DOMANDE:
1) Rispondi alle seguenti domande sul brano dedicato all'arretratezza scolastica del Sud.
(a) Secondo la spiegazione tacitamente diffusa, di che cosa sarebbe un indicatore l'arretratezza scolastica?
(b) Secondo l'idea diffusa, quale valutazione della cultura e della scuola avrebbero le famiglie del Sud?
(c) In quali città si trovano giovani intraprendenti provenienti dal Sud?
2) Ricopia fedelmente la parte del brano sull'arretratezza scolastica del Sud che si apre con le parole contenenti "Prima di pensare" e si chiude con "svolgono compiti impegnativi.".

ESTRATTO:
------------------------------------
Prima di pensare ai rimedi forse però vale la pena soffermarsi sulle cause. La spiegazione sottintesa e tacitamente diffusa di questa situazione è che l’arretratezza scolastica sarebbe un indicatore dello stato complessivo di arretratezza culturale ed economica di quella società. Ma alcuni elementi dovrebbero farci riflettere: il Sud ha una lunga storia culturale, ha avuto nelle sue ristrette élites intellettuali e politici di vaglia ed è diffusa l’idea che le famiglie del Sud nutrirebbero un’alta valutazione della cultura e della scuola, superiore a quella delle famiglie della parte Nord del paese. Inoltre, le città del Nord ed ora anche quelle europee e statunitensi non mancano di giovani intraprendenti provenienti dal Sud che ricoprono ruoli e svolgono compiti impegnativi.
------------------------------------
Dati raccolti:
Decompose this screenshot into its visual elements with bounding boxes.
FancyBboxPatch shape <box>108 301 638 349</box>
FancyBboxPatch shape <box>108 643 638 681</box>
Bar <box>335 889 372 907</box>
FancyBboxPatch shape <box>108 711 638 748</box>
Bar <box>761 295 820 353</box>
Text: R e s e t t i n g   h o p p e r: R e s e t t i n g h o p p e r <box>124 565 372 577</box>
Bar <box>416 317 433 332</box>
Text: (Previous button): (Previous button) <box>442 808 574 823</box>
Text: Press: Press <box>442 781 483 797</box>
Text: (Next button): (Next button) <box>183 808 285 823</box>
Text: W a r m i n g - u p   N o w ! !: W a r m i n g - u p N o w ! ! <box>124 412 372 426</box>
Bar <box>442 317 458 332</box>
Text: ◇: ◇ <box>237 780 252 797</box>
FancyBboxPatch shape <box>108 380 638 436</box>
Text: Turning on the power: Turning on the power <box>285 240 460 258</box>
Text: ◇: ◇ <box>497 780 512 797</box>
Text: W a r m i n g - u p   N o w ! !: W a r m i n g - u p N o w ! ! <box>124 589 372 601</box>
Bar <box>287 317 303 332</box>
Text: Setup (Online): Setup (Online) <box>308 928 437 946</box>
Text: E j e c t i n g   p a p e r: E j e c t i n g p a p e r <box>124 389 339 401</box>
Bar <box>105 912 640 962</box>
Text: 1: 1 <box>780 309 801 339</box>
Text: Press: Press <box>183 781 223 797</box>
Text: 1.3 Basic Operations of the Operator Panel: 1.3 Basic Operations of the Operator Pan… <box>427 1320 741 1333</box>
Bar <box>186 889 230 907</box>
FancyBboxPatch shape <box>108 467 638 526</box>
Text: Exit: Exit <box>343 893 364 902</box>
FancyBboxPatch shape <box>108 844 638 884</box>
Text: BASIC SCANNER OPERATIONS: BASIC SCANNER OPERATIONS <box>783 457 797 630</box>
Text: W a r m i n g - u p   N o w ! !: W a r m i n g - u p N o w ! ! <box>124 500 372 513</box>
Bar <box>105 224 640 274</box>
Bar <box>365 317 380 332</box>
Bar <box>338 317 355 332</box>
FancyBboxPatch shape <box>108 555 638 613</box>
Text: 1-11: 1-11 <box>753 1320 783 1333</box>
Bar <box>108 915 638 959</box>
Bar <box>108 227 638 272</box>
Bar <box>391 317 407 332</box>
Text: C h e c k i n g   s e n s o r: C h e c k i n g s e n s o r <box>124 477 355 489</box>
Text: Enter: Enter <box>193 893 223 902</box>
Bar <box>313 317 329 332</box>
------------------------------------
SOLUZIONI:
1)
(a) Dello stato complessivo di arretratezza culturale ed economica di quella società.
(b) Un'alta valutazione, superiore a quella delle famiglie della parte Nord del paese.
(c) Nelle città del Nord e ora anche in quelle europee e statunitensi.

2)
Prima di pensare ai rimedi forse però vale la pena soffermarsi sulle cause. La spiegazione sottintesa e tacitamente diffusa di questa situazione è che l’arretratezza scolastica sarebbe un indicatore dello stato complessivo di arretratezza culturale ed economica di quella società. Ma alcuni elementi dovrebbero farci riflettere: il Sud ha una lunga storia culturale, ha avuto nelle sue ristrette élites intellettuali e politici di vaglia ed è diffusa l’idea che le famiglie del Sud nutrirebbero un’alta valutazione della cultura e della scuola, superiore a quella delle famiglie della parte Nord del paese. Inoltre, le città del Nord ed ora anche quelle europee e statunitensi non mancano di giovani intraprendenti provenienti dal Sud che ricoprono ruoli e svolgono compiti impegnativi.